■ **What you should do**: Your task is to print every entry below exactly as given.

++++++

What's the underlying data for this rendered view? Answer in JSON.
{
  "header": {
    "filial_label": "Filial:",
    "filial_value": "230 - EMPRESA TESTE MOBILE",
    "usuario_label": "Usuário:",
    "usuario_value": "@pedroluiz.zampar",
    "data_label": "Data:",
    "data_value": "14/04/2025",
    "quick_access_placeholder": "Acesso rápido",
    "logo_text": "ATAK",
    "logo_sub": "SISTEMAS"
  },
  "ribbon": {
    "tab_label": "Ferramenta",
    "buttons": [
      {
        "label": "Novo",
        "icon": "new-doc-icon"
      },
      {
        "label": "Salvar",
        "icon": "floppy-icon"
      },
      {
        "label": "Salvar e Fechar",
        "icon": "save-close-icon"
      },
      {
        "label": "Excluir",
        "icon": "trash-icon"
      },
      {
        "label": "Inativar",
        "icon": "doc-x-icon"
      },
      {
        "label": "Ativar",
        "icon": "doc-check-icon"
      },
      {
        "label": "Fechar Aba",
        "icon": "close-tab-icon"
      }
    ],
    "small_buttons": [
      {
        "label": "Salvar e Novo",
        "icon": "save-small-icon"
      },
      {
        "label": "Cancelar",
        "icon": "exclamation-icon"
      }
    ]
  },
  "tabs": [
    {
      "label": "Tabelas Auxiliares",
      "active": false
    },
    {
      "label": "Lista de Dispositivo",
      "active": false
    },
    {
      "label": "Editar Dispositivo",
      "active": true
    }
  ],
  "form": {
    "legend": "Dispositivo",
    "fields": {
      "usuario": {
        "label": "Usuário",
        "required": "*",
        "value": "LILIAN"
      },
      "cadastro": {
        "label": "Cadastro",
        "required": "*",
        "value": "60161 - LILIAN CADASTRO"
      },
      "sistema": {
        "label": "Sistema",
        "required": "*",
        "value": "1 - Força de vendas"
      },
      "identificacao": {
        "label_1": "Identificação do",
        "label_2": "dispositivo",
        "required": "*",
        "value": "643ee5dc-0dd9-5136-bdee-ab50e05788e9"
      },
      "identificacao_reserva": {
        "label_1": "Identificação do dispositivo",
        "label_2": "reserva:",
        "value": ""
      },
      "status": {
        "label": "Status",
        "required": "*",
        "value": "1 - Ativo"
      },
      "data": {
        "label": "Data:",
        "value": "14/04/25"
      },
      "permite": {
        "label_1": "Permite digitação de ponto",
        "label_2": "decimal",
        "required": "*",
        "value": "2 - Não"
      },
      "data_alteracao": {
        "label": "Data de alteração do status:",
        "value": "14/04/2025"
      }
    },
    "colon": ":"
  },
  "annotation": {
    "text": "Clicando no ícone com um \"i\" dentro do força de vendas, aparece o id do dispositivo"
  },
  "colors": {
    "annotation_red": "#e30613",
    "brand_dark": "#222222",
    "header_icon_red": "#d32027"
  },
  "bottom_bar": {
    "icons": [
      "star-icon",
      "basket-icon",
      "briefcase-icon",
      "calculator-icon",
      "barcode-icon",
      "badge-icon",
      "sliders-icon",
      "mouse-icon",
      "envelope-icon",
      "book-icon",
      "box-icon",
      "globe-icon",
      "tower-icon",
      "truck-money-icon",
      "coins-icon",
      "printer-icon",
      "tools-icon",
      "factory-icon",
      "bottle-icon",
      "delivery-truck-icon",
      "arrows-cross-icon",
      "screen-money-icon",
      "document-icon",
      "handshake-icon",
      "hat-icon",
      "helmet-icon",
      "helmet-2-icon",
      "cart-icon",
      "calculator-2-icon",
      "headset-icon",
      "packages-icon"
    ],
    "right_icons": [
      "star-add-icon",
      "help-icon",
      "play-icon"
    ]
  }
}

++++++

■ **Output for this task**:
What's the underlying data for this rendered view? Answer in JSON.
{
  "header": {
    "filial_label": "Filial:",
    "filial_value": "230 - EMPRESA TESTE MOBILE",
    "usuario_label": "Usuário:",
    "usuario_value": "@pedroluiz.zampar",
    "data_label": "Data:",
    "data_value": "14/04/2025",
    "quick_access_placeholder": "Acesso rápido",
    "logo_text": "ATAK",
    "logo_sub": "SISTEMAS"
  },
  "ribbon": {
    "tab_label": "Ferramenta",
    "buttons": [
      {
        "label": "Novo",
        "icon": "new-doc-icon"
      },
      {
        "label": "Salvar",
        "icon": "floppy-icon"
      },
      {
        "label": "Salvar e Fechar",
        "icon": "save-close-icon"
      },
      {
        "label": "Excluir",
        "icon": "trash-icon"
      },
      {
        "label": "Inativar",
        "icon": "doc-x-icon"
      },
      {
        "label": "Ativar",
        "icon": "doc-check-icon"
      },
      {
        "label": "Fechar Aba",
        "icon": "close-tab-icon"
      }
    ],
    "small_buttons": [
      {
        "label": "Salvar e Novo",
        "icon": "save-small-icon"
      },
      {
        "label": "Cancelar",
        "icon": "exclamation-icon"
      }
    ]
  },
  "tabs": [
    {
      "label": "Tabelas Auxiliares",
      "active": false
    },
    {
      "label": "Lista de Dispositivo",
      "active": false
    },
    {
      "label": "Editar Dispositivo",
      "active": true
    }
  ],
  "form": {
    "legend": "Dispositivo",
    "fields": {
      "usuario": {
        "label": "Usuário",
        "required": "*",
        "value": "LILIAN"
      },
      "cadastro": {
        "label": "Cadastro",
        "required": "*",
        "value": "60161 - LILIAN CADASTRO"
      },
      "sistema": {
        "label": "Sistema",
        "required": "*",
        "value": "1 - Força de vendas"
      },
      "identificacao": {
        "label_1": "Identificação do",
        "label_2": "dispositivo",
        "required": "*",
        "value": "643ee5dc-0dd9-5136-bdee-ab50e05788e9"
      },
      "identificacao_reserva": {
        "label_1": "Identificação do dispositivo",
        "label_2": "reserva:",
        "value": ""
      },
      "status": {
        "label": "Status",
        "required": "*",
        "value": "1 - Ativo"
      },
      "data": {
        "label": "Data:",
        "value": "14/04/25"
      },
      "permite": {
        "label_1": "Permite digitação de ponto",
        "label_2": "decimal",
        "required": "*",
        "value": "2 - Não"
      },
      "data_alteracao": {
        "label": "Data de alteração do status:",
        "value": "14/04/2025"
      }
    },
    "colon": ":"
  },
  "annotation": {
    "text": "Clicando no ícone com um \"i\" dentro do força de vendas, aparece o id do dispositivo"
  },
  "colors": {
    "annotation_red": "#e30613",
    "brand_dark": "#222222",
    "header_icon_red": "#d32027"
  },
  "bottom_bar": {
    "icons": [
      "star-icon",
      "basket-icon",
      "briefcase-icon",
      "calculator-icon",
      "barcode-icon",
      "badge-icon",
      "sliders-icon",
      "mouse-icon",
      "envelope-icon",
      "book-icon",
      "box-icon",
      "globe-icon",
      "tower-icon",
      "truck-money-icon",
      "coins-icon",
      "printer-icon",
      "tools-icon",
      "factory-icon",
      "bottle-icon",
      "delivery-truck-icon",
      "arrows-cross-icon",
      "screen-money-icon",
      "document-icon",
      "handshake-icon",
      "hat-icon",
      "helmet-icon",
      "helmet-2-icon",
      "cart-icon",
      "calculator-2-icon",
      "headset-icon",
      "packages-icon"
    ],
    "right_icons": [
      "star-add-icon",
      "help-icon",
      "play-icon"
    ]
  }
}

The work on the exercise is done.